TASK DIRECTIONS:
Reproduce the listing below word for word, beginning with its first line and ending with the line that contains "chevron-right-icon[interactable]: › bbox=[328, 476, 335, 496]", and include both of those lines.
*** RECORD LIST ***
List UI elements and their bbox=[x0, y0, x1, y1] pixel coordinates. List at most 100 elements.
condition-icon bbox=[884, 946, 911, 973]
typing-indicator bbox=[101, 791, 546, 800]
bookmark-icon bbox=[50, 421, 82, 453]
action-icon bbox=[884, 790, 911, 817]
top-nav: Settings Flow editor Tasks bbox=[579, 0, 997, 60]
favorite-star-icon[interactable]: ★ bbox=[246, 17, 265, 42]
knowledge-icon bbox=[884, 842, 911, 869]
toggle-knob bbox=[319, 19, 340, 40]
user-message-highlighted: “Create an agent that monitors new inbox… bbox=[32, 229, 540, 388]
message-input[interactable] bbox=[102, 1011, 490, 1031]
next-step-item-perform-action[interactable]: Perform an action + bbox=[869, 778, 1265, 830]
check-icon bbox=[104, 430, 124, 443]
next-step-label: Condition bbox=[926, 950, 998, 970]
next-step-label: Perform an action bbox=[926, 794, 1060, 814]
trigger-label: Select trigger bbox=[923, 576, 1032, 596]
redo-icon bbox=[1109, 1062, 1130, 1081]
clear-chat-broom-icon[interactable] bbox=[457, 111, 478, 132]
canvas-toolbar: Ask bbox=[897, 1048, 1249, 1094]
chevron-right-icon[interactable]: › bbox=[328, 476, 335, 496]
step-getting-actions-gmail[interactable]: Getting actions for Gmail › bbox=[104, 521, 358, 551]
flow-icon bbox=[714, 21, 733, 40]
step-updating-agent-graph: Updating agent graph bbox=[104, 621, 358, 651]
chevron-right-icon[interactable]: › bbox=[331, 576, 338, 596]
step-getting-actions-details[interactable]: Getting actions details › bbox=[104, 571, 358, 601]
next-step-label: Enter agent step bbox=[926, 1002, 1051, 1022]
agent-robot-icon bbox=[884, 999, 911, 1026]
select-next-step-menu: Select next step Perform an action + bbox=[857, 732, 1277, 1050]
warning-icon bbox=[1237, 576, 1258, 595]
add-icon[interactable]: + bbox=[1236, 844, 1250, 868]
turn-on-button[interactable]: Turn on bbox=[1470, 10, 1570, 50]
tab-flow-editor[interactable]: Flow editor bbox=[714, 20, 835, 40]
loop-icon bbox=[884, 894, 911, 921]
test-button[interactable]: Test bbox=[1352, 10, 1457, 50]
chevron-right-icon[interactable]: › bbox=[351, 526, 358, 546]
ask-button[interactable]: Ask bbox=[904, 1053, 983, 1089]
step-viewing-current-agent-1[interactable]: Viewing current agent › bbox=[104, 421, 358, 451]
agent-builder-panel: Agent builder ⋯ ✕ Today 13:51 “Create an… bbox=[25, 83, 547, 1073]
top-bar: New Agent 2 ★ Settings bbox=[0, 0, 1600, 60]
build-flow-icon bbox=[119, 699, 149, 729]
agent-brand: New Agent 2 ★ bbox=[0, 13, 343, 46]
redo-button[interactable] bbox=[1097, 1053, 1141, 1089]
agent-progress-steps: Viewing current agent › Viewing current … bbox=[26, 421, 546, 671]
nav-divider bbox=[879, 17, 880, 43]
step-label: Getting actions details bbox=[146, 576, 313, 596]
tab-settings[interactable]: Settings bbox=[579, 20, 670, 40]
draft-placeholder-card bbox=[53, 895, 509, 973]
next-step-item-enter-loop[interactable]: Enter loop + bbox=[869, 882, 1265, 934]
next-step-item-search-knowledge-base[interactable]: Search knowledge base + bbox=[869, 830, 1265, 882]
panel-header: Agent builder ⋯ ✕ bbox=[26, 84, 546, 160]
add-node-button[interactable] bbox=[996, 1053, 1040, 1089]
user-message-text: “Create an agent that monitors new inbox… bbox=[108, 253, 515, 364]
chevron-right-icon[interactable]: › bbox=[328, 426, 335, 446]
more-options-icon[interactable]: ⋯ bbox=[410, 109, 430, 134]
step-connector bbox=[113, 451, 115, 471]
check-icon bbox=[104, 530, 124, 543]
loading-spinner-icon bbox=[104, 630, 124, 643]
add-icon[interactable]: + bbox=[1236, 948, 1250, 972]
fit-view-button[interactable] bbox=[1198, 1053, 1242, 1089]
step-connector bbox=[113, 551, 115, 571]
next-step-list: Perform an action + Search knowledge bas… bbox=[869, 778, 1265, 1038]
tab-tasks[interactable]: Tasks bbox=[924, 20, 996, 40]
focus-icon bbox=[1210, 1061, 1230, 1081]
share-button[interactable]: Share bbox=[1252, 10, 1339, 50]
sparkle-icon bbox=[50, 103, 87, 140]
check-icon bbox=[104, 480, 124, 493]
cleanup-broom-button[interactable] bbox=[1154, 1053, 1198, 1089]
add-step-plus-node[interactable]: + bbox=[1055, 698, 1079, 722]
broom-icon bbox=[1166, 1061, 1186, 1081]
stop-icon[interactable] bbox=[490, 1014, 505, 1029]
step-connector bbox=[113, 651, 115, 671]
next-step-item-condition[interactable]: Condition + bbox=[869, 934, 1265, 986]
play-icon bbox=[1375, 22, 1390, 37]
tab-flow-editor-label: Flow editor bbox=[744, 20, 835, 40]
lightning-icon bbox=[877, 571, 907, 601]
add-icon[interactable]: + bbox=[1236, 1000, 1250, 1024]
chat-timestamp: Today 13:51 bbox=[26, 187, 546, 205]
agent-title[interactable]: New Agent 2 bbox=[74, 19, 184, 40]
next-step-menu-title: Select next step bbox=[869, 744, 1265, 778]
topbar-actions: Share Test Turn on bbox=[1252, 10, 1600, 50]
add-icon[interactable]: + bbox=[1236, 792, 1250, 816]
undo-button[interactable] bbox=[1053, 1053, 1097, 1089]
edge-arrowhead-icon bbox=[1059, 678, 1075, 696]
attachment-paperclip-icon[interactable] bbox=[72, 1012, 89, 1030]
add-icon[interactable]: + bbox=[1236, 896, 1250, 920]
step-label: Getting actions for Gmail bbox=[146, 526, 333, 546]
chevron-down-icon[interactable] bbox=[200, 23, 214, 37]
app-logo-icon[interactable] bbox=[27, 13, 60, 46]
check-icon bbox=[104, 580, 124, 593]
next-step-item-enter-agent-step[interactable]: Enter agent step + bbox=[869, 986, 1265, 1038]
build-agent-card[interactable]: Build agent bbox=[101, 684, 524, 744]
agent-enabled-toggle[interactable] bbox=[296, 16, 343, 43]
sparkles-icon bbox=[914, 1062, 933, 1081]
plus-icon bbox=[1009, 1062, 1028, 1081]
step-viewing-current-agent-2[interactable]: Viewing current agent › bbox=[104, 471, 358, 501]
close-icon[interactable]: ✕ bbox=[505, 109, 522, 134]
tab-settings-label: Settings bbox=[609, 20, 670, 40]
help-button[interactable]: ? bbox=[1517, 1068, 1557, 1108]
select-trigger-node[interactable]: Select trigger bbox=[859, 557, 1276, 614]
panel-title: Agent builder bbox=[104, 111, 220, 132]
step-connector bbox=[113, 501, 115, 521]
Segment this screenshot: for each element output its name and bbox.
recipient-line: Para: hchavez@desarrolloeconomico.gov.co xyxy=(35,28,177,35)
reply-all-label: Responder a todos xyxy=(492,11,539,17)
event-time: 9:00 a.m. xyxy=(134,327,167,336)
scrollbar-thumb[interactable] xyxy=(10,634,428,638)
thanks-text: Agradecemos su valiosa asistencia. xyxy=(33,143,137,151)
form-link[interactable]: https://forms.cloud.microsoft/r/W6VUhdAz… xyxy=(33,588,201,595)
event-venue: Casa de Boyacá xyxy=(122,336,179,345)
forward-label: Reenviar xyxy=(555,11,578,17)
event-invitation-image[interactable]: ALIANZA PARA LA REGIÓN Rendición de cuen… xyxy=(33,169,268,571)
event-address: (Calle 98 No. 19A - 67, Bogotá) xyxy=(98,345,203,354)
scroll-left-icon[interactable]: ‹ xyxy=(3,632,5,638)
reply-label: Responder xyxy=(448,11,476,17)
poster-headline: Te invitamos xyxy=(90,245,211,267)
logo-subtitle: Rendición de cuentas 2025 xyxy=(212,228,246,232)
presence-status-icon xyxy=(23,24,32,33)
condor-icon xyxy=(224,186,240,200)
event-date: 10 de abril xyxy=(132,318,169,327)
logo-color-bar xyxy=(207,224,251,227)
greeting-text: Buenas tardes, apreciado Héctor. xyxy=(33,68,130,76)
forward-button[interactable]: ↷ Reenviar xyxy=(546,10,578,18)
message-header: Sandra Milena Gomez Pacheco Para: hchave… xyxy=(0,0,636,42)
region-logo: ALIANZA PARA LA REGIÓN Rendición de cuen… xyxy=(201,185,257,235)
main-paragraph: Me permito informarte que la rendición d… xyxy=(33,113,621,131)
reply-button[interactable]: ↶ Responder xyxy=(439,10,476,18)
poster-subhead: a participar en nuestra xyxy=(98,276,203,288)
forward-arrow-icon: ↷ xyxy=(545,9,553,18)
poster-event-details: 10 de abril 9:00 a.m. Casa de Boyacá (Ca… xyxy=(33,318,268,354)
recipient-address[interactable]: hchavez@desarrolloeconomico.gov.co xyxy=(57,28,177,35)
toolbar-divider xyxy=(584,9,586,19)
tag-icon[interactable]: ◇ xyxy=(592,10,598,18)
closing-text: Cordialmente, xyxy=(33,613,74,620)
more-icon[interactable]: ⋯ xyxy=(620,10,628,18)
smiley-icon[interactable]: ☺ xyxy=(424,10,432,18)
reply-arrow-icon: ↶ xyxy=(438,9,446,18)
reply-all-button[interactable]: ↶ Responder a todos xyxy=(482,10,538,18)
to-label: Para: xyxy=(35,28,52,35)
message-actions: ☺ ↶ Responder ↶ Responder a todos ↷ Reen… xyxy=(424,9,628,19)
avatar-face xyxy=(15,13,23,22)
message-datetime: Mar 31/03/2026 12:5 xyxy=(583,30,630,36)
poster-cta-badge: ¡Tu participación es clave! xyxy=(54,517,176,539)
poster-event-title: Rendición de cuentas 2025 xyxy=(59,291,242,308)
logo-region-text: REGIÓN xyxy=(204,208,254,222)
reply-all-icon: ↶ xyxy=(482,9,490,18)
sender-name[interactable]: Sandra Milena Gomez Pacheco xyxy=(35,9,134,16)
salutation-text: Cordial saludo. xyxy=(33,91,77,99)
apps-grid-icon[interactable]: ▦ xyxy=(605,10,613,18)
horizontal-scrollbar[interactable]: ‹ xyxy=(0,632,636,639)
***
TASK ANSWER:
List UI elements and their bbox=[x0, y0, x1, y1] pixel coordinates. List at most 100 elements.
condition-icon bbox=[884, 946, 911, 973]
typing-indicator bbox=[101, 791, 546, 800]
bookmark-icon bbox=[50, 421, 82, 453]
action-icon bbox=[884, 790, 911, 817]
top-nav: Settings Flow editor Tasks bbox=[579, 0, 997, 60]
favorite-star-icon[interactable]: ★ bbox=[246, 17, 265, 42]
knowledge-icon bbox=[884, 842, 911, 869]
toggle-knob bbox=[319, 19, 340, 40]
user-message-highlighted: “Create an agent that monitors new inbox… bbox=[32, 229, 540, 388]
message-input[interactable] bbox=[102, 1011, 490, 1031]
next-step-item-perform-action[interactable]: Perform an action + bbox=[869, 778, 1265, 830]
check-icon bbox=[104, 430, 124, 443]
next-step-label: Condition bbox=[926, 950, 998, 970]
next-step-label: Perform an action bbox=[926, 794, 1060, 814]
trigger-label: Select trigger bbox=[923, 576, 1032, 596]
redo-icon bbox=[1109, 1062, 1130, 1081]
clear-chat-broom-icon[interactable] bbox=[457, 111, 478, 132]
canvas-toolbar: Ask bbox=[897, 1048, 1249, 1094]
chevron-right-icon[interactable]: › bbox=[328, 476, 335, 496]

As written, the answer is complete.